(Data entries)
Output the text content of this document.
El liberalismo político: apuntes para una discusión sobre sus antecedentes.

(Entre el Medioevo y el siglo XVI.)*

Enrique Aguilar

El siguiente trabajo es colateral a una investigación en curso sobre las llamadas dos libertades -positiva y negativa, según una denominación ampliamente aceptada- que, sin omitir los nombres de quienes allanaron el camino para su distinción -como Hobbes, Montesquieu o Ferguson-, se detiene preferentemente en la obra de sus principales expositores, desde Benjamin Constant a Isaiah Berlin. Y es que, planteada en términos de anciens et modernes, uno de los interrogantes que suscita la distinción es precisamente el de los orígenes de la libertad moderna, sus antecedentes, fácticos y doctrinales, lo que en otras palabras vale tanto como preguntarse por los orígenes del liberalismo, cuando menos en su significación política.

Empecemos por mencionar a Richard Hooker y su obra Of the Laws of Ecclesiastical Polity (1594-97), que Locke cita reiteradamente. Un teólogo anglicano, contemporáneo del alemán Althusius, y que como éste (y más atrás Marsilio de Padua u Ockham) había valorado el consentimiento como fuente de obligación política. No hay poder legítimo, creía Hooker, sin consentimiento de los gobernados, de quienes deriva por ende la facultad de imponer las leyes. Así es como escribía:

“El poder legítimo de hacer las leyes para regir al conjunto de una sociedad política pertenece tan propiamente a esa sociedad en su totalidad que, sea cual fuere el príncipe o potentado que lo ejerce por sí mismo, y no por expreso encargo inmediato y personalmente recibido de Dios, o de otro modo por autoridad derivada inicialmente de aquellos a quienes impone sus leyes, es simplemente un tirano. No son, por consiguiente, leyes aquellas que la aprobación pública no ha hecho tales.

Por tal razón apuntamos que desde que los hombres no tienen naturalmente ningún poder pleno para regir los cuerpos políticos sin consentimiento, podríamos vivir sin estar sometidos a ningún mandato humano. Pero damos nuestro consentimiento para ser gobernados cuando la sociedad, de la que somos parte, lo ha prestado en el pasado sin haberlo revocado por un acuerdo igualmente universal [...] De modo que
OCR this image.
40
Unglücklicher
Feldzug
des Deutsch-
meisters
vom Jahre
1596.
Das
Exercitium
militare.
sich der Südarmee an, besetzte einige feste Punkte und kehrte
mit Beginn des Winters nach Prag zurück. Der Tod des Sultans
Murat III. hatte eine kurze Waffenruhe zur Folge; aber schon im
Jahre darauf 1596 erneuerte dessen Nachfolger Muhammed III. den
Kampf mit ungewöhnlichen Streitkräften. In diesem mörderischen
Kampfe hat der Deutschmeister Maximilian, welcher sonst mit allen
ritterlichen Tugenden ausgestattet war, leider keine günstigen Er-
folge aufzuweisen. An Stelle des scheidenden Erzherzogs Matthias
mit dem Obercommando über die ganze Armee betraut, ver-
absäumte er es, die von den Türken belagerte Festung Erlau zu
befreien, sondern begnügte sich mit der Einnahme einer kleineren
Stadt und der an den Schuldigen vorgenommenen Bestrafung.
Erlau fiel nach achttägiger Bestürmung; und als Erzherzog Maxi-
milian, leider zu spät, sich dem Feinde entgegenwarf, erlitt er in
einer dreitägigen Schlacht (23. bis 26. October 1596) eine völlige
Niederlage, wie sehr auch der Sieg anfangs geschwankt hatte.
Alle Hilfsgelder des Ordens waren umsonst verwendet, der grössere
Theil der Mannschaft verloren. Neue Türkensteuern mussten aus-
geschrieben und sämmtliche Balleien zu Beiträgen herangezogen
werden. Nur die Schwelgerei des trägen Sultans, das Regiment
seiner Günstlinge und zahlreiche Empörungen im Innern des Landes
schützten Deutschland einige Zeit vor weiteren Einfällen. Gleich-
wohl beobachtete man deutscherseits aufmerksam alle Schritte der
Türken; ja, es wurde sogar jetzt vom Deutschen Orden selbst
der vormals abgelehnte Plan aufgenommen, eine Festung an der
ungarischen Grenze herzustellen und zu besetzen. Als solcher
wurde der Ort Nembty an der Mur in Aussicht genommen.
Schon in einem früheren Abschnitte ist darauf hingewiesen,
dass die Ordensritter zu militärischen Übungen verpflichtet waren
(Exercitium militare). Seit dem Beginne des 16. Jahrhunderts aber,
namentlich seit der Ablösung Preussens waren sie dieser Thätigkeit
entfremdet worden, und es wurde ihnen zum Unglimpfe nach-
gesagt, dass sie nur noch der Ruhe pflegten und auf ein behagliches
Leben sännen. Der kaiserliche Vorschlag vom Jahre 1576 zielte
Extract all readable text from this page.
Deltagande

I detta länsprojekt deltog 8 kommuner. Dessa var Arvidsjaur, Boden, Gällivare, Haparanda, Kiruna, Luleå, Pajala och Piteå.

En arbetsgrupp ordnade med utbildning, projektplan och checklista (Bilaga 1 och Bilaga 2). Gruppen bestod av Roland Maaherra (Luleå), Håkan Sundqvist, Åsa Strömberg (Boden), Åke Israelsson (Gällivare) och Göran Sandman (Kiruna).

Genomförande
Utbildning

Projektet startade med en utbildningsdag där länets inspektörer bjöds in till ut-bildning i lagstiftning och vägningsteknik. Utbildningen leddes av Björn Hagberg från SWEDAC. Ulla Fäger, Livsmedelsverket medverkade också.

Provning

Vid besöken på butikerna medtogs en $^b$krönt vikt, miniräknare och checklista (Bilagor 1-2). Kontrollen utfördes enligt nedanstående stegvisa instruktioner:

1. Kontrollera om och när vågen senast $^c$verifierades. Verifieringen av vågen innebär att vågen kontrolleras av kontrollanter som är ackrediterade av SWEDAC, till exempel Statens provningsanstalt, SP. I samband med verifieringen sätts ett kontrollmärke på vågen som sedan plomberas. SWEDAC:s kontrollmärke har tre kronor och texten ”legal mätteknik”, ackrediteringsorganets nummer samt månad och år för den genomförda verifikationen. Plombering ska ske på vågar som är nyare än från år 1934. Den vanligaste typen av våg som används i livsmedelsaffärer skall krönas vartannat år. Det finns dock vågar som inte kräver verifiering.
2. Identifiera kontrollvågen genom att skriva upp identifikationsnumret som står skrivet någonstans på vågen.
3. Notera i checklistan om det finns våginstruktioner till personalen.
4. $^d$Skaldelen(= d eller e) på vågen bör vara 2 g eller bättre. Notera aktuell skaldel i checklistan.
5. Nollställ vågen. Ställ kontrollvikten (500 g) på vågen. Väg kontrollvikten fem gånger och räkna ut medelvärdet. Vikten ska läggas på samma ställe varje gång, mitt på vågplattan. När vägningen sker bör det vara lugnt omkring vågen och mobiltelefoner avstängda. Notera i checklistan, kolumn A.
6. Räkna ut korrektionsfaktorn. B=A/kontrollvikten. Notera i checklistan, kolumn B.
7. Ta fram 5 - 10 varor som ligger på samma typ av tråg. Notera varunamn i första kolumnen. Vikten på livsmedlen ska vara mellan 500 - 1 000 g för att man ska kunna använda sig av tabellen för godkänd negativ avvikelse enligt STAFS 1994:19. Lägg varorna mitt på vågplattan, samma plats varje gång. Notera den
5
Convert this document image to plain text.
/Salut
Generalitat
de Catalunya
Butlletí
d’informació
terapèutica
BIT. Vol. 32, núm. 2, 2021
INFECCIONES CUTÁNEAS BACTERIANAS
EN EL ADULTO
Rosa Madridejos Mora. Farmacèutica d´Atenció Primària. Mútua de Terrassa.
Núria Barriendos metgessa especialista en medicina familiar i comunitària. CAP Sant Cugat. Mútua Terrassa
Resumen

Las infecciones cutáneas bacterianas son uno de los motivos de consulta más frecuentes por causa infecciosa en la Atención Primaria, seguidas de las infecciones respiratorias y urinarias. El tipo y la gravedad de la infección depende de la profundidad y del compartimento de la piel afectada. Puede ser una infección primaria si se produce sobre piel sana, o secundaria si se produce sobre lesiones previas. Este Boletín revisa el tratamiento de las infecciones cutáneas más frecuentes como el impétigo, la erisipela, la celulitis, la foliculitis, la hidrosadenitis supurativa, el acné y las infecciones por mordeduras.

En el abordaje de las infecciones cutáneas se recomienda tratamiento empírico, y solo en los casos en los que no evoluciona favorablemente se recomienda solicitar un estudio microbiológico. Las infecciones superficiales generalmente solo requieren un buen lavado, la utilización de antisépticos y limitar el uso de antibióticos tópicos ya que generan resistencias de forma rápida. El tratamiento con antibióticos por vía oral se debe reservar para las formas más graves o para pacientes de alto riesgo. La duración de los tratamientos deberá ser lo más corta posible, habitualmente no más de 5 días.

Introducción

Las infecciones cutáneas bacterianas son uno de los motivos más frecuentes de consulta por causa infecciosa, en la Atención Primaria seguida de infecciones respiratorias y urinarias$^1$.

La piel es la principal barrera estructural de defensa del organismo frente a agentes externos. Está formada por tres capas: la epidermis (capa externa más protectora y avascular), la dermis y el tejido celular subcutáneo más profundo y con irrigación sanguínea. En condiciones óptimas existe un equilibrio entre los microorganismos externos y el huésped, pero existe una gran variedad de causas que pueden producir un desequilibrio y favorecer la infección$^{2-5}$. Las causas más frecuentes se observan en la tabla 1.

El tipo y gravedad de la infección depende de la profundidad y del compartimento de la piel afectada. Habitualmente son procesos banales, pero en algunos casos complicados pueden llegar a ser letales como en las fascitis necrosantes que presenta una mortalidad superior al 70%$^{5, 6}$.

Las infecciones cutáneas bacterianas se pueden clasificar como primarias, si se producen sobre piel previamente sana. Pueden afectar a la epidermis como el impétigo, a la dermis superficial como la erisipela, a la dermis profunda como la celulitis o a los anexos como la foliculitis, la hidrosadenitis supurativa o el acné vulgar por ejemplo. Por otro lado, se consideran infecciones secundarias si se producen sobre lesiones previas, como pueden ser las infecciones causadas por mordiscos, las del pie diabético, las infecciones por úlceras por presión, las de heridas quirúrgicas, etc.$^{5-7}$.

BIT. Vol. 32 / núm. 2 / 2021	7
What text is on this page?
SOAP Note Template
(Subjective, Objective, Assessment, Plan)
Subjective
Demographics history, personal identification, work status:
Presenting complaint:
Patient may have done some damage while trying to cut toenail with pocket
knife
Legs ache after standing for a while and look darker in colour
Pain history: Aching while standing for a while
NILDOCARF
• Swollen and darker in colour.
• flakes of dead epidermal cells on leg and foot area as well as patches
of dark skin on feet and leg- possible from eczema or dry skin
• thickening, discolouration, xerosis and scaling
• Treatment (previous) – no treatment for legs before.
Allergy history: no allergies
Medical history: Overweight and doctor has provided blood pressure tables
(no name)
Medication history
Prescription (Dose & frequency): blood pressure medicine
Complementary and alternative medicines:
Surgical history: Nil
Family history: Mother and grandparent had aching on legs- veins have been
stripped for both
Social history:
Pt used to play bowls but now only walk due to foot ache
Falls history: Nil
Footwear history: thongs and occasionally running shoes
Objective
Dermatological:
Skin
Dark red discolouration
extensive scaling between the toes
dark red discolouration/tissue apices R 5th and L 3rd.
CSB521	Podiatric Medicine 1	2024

Try it — Every line that contains the string "profundidad" should be copied from the entries.

Result of this exercise —
Las infecciones cutáneas bacterianas son uno de los motivos de consulta más frecuentes por causa infecciosa en la Atención Primaria, seguidas de las infecciones respiratorias y urinarias. El tipo y la gravedad de la infección depende de la profundidad y del compartimento de la piel afectada. Puede ser una infección primaria si se produce sobre piel sana, o secundaria si se produce sobre lesiones previas. Este Boletín revisa el tratamiento de las infecciones cutáneas más frecuentes como el impétigo, la erisipela, la celulitis, la foliculitis, la hidrosadenitis supurativa, el acné y las infecciones por mordeduras.
El tipo y gravedad de la infección depende de la profundidad y del compartimento de la piel afectada. Habitualmente son procesos banales, pero en algunos casos complicados pueden llegar a ser letales como en las fascitis necrosantes que presenta una mortalidad superior al 70%$^{5, 6}$.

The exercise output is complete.